App and web page records:

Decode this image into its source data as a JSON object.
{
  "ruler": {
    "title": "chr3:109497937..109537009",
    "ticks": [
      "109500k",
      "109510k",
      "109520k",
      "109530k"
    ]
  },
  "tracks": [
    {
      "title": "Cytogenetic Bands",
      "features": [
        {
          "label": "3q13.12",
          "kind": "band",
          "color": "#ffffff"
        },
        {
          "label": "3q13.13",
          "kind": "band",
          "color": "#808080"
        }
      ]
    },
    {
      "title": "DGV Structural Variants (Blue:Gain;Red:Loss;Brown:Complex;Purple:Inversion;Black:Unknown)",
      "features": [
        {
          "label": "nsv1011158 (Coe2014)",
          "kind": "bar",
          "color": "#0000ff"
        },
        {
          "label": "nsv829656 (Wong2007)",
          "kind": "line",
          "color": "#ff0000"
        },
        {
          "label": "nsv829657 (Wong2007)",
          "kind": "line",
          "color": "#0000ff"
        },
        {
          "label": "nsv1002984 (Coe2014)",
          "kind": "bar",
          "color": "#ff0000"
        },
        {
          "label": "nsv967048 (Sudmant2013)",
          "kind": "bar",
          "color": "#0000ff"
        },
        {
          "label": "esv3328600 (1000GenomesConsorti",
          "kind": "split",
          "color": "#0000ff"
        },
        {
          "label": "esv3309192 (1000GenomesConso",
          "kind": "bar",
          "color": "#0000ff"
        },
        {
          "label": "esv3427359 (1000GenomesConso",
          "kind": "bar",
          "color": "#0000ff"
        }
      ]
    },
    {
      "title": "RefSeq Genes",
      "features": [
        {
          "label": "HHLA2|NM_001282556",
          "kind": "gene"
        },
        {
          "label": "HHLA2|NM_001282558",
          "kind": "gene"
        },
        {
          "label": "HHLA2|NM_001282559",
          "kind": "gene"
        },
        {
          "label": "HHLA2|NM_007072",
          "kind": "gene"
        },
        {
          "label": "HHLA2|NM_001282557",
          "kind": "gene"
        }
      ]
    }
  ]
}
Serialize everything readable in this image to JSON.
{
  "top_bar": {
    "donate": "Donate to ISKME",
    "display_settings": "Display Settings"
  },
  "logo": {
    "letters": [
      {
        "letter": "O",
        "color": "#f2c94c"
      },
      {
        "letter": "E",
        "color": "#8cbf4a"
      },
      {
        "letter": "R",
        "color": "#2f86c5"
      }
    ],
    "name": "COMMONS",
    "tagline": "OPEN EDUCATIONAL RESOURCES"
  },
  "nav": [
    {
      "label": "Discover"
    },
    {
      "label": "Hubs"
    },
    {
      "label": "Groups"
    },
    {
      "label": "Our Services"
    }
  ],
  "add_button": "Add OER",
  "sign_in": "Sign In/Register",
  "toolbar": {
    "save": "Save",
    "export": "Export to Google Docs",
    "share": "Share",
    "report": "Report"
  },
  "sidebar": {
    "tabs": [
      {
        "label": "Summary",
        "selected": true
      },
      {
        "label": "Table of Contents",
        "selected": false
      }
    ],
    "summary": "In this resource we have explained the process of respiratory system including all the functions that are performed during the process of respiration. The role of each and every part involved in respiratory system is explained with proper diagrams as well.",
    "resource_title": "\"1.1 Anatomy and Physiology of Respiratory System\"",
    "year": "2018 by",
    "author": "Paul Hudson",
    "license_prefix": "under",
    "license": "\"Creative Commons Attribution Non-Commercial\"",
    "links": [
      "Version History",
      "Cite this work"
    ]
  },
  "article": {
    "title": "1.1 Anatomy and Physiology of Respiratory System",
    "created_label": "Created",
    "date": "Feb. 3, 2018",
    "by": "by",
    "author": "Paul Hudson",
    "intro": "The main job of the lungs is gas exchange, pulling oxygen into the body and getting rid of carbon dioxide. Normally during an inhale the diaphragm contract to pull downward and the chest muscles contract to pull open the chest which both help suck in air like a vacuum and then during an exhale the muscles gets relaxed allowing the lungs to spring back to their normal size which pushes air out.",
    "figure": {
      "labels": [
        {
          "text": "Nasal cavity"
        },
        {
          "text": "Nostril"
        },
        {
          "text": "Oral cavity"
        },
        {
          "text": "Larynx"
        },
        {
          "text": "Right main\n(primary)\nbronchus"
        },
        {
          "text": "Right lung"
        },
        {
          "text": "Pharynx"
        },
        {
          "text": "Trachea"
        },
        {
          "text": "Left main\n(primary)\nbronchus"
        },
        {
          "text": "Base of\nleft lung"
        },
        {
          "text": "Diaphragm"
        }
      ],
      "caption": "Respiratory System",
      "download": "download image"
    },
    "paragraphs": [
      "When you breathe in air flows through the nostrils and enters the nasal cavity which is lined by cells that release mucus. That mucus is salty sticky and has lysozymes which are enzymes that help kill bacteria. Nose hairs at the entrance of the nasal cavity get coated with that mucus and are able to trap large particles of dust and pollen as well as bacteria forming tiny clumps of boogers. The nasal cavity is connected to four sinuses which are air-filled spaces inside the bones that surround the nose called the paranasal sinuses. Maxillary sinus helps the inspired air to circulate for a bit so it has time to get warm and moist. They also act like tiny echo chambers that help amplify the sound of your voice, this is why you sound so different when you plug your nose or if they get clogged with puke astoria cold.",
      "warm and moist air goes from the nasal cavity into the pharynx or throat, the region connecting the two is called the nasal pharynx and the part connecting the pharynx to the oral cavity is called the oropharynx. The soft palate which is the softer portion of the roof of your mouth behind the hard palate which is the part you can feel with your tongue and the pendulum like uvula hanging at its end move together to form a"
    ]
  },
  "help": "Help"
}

Exercise instructions: For this exercise, find all lines in the records containing the word "Physiology" and copy them.

Response area:
    "resource_title": "\"1.1 Anatomy and Physiology of Respiratory System\"",
    "title": "1.1 Anatomy and Physiology of Respiratory System",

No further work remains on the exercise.